* _What you will do_:
Retype, without alteration, each line from the line containing "Type out the text in this image." to the final line of the records.

* _Saved data entries_:
____
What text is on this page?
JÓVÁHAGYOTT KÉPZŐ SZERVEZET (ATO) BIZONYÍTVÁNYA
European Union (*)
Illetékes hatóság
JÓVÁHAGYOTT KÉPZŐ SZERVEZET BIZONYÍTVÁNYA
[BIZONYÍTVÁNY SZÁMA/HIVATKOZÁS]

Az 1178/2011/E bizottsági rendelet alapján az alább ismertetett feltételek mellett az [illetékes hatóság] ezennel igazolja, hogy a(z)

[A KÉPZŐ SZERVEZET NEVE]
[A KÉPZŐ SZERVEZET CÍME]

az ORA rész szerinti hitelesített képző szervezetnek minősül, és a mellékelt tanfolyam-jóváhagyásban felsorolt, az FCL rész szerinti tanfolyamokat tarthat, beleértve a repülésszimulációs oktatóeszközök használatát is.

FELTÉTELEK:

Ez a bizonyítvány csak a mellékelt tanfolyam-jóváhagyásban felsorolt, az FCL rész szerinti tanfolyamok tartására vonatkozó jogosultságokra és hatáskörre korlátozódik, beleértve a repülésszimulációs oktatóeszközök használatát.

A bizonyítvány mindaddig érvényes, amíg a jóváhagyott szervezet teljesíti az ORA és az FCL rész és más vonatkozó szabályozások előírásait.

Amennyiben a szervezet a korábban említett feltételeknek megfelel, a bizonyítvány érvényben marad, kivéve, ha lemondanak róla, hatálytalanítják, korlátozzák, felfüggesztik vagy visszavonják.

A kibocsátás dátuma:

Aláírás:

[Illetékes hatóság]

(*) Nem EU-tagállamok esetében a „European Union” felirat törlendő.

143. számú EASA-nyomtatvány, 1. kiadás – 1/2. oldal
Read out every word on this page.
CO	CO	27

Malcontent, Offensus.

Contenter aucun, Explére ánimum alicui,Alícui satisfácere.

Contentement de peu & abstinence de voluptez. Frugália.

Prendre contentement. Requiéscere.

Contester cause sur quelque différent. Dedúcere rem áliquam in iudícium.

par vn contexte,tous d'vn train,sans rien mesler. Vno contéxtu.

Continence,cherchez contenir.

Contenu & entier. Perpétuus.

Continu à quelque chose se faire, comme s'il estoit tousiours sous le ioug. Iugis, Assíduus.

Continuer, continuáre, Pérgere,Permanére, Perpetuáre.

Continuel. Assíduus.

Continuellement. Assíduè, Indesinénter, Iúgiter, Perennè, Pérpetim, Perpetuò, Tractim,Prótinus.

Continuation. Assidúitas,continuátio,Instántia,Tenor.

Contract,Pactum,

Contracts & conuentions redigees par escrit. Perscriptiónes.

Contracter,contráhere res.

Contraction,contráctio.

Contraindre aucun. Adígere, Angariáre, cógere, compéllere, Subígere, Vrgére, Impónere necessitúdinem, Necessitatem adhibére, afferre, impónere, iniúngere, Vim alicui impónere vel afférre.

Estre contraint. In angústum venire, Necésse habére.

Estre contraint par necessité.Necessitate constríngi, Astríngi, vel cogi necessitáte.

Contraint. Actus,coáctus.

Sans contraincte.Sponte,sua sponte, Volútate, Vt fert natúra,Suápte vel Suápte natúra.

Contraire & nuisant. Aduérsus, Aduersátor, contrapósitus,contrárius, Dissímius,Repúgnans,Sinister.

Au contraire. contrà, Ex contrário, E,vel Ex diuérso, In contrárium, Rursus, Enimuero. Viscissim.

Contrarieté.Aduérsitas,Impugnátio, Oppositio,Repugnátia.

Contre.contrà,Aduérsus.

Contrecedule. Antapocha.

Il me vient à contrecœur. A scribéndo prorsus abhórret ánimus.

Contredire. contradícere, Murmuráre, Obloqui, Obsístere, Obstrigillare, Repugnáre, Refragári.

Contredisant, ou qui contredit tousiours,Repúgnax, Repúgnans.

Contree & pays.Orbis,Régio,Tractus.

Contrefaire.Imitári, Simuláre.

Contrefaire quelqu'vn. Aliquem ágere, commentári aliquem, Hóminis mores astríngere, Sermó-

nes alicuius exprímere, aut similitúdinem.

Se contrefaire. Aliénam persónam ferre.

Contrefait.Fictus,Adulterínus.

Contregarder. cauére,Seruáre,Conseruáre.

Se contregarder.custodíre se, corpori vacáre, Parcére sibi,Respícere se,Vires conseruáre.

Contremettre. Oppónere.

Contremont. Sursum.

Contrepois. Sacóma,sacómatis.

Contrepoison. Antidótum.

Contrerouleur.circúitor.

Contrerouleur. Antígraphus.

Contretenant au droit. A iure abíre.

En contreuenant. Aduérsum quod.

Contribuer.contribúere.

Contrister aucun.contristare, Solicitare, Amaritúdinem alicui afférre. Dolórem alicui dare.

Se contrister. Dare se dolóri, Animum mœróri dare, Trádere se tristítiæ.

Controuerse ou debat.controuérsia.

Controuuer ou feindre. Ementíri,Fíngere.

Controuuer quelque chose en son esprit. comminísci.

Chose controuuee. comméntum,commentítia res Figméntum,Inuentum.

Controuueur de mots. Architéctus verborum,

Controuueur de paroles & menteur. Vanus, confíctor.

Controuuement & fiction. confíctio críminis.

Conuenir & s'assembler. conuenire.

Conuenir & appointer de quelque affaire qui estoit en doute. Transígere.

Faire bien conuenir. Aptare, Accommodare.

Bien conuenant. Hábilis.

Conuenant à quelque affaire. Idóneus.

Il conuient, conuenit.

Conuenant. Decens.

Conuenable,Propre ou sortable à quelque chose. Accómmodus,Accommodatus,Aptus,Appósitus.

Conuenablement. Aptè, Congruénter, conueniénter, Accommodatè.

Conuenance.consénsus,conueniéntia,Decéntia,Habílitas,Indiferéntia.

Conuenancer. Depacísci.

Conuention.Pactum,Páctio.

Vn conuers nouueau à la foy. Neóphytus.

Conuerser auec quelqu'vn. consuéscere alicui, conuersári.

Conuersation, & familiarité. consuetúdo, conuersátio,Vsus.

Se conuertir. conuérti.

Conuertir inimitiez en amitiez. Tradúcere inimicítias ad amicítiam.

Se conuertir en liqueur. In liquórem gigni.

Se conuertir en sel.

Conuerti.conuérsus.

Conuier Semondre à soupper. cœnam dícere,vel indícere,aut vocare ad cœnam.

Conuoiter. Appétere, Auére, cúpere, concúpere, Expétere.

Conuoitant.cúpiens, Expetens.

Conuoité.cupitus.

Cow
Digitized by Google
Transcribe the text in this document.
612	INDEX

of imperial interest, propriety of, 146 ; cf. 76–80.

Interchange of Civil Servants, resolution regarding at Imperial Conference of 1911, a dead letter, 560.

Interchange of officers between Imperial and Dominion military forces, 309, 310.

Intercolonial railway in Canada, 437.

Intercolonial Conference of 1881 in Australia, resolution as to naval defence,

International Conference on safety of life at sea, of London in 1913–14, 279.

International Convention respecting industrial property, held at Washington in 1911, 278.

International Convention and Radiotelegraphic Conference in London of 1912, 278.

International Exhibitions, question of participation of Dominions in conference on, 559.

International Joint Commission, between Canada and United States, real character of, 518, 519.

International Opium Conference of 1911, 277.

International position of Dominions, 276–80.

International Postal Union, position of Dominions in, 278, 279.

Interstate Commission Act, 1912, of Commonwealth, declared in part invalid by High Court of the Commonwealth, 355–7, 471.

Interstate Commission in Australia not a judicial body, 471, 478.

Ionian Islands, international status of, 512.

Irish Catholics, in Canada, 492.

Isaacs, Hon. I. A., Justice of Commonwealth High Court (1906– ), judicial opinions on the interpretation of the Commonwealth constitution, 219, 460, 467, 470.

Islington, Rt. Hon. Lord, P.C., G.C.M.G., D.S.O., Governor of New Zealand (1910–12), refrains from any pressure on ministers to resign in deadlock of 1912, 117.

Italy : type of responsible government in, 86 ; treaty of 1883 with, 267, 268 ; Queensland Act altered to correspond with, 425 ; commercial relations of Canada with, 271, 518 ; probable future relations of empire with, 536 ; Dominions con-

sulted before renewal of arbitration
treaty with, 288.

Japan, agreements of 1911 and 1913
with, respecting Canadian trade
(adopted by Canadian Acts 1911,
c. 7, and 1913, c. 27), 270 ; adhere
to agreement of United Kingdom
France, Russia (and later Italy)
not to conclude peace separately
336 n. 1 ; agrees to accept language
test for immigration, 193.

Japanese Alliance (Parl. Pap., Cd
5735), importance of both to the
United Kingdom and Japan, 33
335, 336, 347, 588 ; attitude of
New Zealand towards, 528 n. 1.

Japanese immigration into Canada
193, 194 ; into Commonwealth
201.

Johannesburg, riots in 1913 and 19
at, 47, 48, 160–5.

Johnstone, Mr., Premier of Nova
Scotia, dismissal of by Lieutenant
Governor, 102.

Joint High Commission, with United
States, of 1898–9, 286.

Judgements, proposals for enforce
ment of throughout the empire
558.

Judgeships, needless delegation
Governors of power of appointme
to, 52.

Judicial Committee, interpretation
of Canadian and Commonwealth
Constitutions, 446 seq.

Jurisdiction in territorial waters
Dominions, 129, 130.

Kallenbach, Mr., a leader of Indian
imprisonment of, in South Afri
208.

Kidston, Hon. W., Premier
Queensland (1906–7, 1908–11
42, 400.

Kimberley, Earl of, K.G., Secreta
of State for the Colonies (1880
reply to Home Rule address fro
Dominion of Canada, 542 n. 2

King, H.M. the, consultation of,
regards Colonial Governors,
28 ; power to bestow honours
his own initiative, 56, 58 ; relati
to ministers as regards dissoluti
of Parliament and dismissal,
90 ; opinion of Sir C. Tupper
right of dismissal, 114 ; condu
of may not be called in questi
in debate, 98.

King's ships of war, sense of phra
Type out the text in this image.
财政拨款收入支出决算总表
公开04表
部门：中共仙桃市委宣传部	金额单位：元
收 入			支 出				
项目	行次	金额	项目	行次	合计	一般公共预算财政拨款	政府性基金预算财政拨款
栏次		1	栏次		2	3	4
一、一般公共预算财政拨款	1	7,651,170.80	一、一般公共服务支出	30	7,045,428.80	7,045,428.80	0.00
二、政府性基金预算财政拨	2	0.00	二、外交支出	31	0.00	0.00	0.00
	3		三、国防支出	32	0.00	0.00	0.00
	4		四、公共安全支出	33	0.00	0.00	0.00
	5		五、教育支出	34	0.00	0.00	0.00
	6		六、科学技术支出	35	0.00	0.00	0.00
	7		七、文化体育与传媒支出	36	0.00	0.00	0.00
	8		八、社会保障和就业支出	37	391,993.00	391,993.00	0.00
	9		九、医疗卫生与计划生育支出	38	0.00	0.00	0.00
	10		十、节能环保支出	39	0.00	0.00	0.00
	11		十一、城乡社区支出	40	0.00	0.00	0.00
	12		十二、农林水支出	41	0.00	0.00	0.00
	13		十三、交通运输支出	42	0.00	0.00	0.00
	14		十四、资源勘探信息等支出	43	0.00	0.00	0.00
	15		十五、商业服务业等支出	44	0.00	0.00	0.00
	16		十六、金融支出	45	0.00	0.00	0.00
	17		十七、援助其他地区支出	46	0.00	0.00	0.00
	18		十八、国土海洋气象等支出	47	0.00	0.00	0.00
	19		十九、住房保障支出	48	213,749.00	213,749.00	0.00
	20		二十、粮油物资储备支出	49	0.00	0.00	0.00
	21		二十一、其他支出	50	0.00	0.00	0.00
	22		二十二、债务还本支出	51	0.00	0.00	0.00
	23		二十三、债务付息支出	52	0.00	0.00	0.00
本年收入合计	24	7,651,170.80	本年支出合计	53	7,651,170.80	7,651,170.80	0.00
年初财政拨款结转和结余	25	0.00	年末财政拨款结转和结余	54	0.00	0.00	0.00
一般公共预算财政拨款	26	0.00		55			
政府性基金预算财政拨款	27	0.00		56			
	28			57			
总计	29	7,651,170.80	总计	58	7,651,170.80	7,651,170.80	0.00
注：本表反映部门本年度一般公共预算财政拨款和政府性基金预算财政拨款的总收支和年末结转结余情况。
____
* _Written answer_:
Type out the text in this image.
财政拨款收入支出决算总表
公开04表
部门：中共仙桃市委宣传部	金额单位：元
收 入			支 出				
项目	行次	金额	项目	行次	合计	一般公共预算财政拨款	政府性基金预算财政拨款
栏次		1	栏次		2	3	4
一、一般公共预算财政拨款	1	7,651,170.80	一、一般公共服务支出	30	7,045,428.80	7,045,428.80	0.00
二、政府性基金预算财政拨	2	0.00	二、外交支出	31	0.00	0.00	0.00
	3		三、国防支出	32	0.00	0.00	0.00
	4		四、公共安全支出	33	0.00	0.00	0.00
	5		五、教育支出	34	0.00	0.00	0.00
	6		六、科学技术支出	35	0.00	0.00	0.00
	7		七、文化体育与传媒支出	36	0.00	0.00	0.00
	8		八、社会保障和就业支出	37	391,993.00	391,993.00	0.00
	9		九、医疗卫生与计划生育支出	38	0.00	0.00	0.00
	10		十、节能环保支出	39	0.00	0.00	0.00
	11		十一、城乡社区支出	40	0.00	0.00	0.00
	12		十二、农林水支出	41	0.00	0.00	0.00
	13		十三、交通运输支出	42	0.00	0.00	0.00
	14		十四、资源勘探信息等支出	43	0.00	0.00	0.00
	15		十五、商业服务业等支出	44	0.00	0.00	0.00
	16		十六、金融支出	45	0.00	0.00	0.00
	17		十七、援助其他地区支出	46	0.00	0.00	0.00
	18		十八、国土海洋气象等支出	47	0.00	0.00	0.00
	19		十九、住房保障支出	48	213,749.00	213,749.00	0.00
	20		二十、粮油物资储备支出	49	0.00	0.00	0.00
	21		二十一、其他支出	50	0.00	0.00	0.00
	22		二十二、债务还本支出	51	0.00	0.00	0.00
	23		二十三、债务付息支出	52	0.00	0.00	0.00
本年收入合计	24	7,651,170.80	本年支出合计	53	7,651,170.80	7,651,170.80	0.00
年初财政拨款结转和结余	25	0.00	年末财政拨款结转和结余	54	0.00	0.00	0.00
一般公共预算财政拨款	26	0.00		55			
政府性基金预算财政拨款	27	0.00		56			
	28			57			
总计	29	7,651,170.80	总计	58	7,651,170.80	7,651,170.80	0.00
注：本表反映部门本年度一般公共预算财政拨款和政府性基金预算财政拨款的总收支和年末结转结余情况。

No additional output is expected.